Extract the listing below in full, unchanged.

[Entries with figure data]
====

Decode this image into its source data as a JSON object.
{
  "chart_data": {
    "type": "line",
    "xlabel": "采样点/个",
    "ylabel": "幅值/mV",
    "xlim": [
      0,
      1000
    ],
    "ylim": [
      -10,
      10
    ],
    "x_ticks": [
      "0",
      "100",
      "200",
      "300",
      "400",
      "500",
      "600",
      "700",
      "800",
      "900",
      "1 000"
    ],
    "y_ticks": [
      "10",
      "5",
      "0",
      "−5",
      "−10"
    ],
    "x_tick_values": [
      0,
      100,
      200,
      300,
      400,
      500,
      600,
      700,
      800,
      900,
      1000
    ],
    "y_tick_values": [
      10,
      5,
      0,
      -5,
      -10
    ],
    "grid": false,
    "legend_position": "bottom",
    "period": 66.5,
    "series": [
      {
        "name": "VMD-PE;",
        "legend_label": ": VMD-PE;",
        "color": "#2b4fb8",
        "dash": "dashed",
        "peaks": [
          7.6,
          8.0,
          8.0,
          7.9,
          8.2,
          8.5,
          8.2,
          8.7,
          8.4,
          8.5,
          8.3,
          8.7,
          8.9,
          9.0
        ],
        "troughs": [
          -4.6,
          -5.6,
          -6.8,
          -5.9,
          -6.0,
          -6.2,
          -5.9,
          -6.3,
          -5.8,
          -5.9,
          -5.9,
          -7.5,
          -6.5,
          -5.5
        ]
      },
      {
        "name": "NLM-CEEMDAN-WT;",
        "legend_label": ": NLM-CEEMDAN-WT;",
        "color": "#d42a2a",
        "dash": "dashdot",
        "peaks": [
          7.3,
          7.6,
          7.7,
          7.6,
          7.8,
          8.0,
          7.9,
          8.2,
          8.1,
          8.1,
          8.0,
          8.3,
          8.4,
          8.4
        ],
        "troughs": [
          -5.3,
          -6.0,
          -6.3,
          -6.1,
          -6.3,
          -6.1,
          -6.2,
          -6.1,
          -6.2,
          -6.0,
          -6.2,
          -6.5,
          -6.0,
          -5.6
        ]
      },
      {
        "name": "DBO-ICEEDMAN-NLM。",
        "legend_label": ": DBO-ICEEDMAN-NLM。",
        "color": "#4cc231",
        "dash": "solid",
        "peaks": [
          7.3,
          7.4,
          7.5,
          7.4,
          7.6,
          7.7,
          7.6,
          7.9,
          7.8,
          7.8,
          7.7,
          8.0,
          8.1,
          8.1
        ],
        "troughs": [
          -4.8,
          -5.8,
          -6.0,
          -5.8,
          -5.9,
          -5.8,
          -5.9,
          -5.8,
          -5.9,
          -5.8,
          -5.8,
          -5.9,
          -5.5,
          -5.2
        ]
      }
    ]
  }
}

====

#### FINISHED TASK:
Decode this image into its source data as a JSON object.
{
  "chart_data": {
    "type": "line",
    "xlabel": "采样点/个",
    "ylabel": "幅值/mV",
    "xlim": [
      0,
      1000
    ],
    "ylim": [
      -10,
      10
    ],
    "x_ticks": [
      "0",
      "100",
      "200",
      "300",
      "400",
      "500",
      "600",
      "700",
      "800",
      "900",
      "1 000"
    ],
    "y_ticks": [
      "10",
      "5",
      "0",
      "−5",
      "−10"
    ],
    "x_tick_values": [
      0,
      100,
      200,
      300,
      400,
      500,
      600,
      700,
      800,
      900,
      1000
    ],
    "y_tick_values": [
      10,
      5,
      0,
      -5,
      -10
    ],
    "grid": false,
    "legend_position": "bottom",
    "period": 66.5,
    "series": [
      {
        "name": "VMD-PE;",
        "legend_label": ": VMD-PE;",
        "color": "#2b4fb8",
        "dash": "dashed",
        "peaks": [
          7.6,
          8.0,
          8.0,
          7.9,
          8.2,
          8.5,
          8.2,
          8.7,
          8.4,
          8.5,
          8.3,
          8.7,
          8.9,
          9.0
        ],
        "troughs": [
          -4.6,
          -5.6,
          -6.8,
          -5.9,
          -6.0,
          -6.2,
          -5.9,
          -6.3,
          -5.8,
          -5.9,
          -5.9,
          -7.5,
          -6.5,
          -5.5
        ]
      },
      {
        "name": "NLM-CEEMDAN-WT;",
        "legend_label": ": NLM-CEEMDAN-WT;",
        "color": "#d42a2a",
        "dash": "dashdot",
        "peaks": [
          7.3,
          7.6,
          7.7,
          7.6,
          7.8,
          8.0,
          7.9,
          8.2,
          8.1,
          8.1,
          8.0,
          8.3,
          8.4,
          8.4
        ],
        "troughs": [
          -5.3,
          -6.0,
          -6.3,
          -6.1,
          -6.3,
          -6.1,
          -6.2,
          -6.1,
          -6.2,
          -6.0,
          -6.2,
          -6.5,
          -6.0,
          -5.6
        ]
      },
      {
        "name": "DBO-ICEEDMAN-NLM。",
        "legend_label": ": DBO-ICEEDMAN-NLM。",
        "color": "#4cc231",
        "dash": "solid",
        "peaks": [
          7.3,
          7.4,
          7.5,
          7.4,
          7.6,
          7.7,
          7.6,
          7.9,
          7.8,
          7.8,
          7.7,
          8.0,
          8.1,
          8.1
        ],
        "troughs": [
          -4.8,
          -5.8,
          -6.0,
          -5.8,
          -5.9,
          -5.8,
          -5.9,
          -5.8,
          -5.9,
          -5.8,
          -5.8,
          -5.9,
          -5.5,
          -5.2
        ]
      }
    ]
  }
}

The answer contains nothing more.